Records from a data collection:
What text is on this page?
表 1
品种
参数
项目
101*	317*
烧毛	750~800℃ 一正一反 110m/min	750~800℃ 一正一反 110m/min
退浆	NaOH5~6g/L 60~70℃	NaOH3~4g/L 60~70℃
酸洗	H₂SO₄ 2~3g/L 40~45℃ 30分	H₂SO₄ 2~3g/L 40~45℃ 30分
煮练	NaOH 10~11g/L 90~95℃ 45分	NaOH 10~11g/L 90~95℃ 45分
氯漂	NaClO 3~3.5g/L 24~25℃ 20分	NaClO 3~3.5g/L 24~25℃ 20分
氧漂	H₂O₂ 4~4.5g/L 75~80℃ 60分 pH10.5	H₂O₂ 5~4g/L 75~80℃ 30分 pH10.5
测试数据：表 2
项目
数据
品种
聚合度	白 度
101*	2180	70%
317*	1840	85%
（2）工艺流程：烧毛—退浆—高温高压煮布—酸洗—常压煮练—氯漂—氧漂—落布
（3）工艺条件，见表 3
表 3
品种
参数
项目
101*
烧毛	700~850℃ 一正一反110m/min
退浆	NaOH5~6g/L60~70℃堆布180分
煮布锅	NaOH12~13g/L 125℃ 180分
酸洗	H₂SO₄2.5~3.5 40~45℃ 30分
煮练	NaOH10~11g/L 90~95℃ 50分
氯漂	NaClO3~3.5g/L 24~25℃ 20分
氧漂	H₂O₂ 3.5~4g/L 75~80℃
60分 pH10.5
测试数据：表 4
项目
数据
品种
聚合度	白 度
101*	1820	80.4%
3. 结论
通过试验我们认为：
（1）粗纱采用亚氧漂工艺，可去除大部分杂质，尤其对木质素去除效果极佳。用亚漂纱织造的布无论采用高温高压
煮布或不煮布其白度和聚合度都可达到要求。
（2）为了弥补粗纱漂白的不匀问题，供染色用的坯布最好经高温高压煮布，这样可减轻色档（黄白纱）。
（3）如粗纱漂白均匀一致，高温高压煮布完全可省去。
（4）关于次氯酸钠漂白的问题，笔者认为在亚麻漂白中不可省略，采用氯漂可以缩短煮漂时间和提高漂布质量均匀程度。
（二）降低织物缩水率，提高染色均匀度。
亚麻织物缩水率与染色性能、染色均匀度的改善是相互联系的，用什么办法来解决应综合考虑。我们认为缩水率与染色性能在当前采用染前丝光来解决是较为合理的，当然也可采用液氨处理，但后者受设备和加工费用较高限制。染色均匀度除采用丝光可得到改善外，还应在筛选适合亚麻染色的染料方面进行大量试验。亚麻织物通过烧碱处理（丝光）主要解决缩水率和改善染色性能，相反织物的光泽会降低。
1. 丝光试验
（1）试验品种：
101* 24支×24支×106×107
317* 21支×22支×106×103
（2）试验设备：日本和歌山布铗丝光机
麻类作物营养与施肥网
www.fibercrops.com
---
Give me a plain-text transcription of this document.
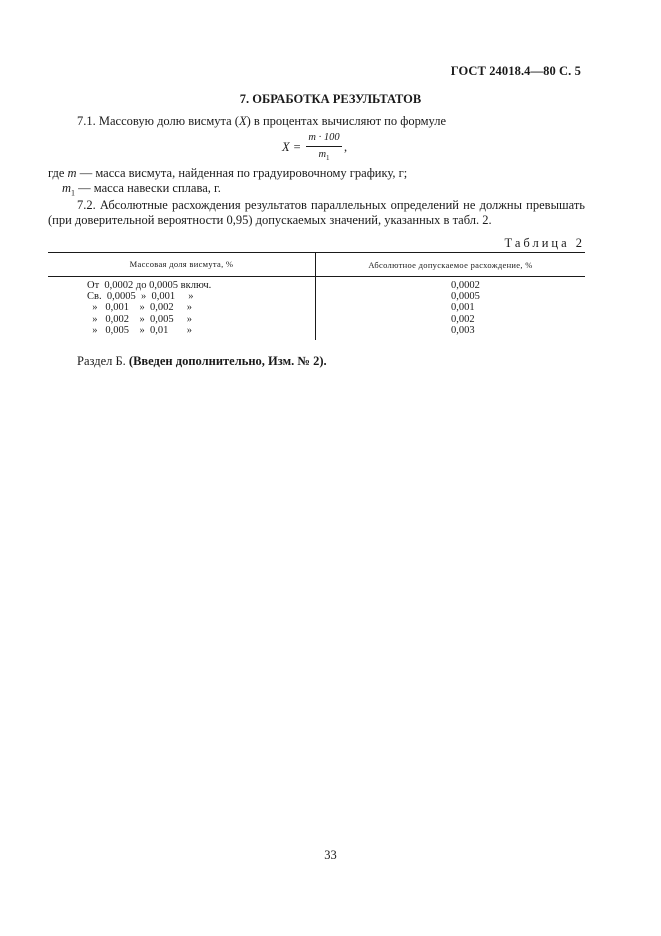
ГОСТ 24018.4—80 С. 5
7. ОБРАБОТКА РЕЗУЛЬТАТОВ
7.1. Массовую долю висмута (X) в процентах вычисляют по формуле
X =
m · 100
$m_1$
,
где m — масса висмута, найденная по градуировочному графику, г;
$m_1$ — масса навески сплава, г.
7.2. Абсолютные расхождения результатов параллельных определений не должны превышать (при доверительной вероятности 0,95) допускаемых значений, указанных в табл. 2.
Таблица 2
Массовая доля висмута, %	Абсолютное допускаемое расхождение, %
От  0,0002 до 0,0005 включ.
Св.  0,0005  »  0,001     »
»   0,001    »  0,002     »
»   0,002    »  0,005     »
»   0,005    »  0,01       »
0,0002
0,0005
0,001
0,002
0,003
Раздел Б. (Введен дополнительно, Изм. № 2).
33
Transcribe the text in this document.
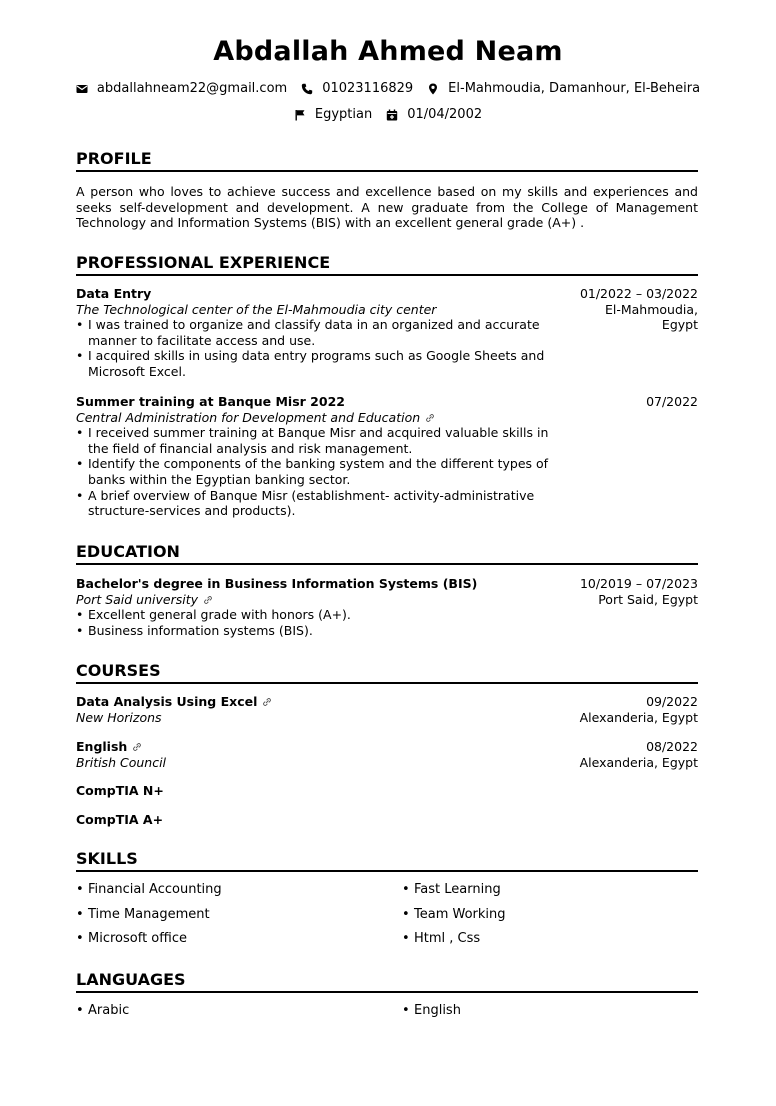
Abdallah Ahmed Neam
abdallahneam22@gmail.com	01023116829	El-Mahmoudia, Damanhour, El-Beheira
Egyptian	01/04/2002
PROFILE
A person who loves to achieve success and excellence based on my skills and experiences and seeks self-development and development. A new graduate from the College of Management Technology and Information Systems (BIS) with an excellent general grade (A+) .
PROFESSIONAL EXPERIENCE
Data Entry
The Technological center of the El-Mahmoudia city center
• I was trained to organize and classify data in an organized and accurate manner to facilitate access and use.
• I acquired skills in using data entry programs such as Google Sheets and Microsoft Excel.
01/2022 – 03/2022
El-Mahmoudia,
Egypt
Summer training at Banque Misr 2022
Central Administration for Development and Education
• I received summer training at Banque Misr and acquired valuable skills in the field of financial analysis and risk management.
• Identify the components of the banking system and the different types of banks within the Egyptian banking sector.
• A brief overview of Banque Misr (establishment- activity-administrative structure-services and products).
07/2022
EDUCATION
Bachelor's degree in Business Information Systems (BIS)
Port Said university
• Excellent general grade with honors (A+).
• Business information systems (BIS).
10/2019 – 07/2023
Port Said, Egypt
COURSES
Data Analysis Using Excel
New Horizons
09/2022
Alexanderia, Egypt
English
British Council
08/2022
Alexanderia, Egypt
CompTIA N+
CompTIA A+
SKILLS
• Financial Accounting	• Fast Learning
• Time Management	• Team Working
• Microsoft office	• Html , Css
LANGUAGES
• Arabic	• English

§ **WHAT YOU WILL DO**
Say how many lines in the records hold the string "text", and say nothing else.

§ **ANSWER IN FULL**
3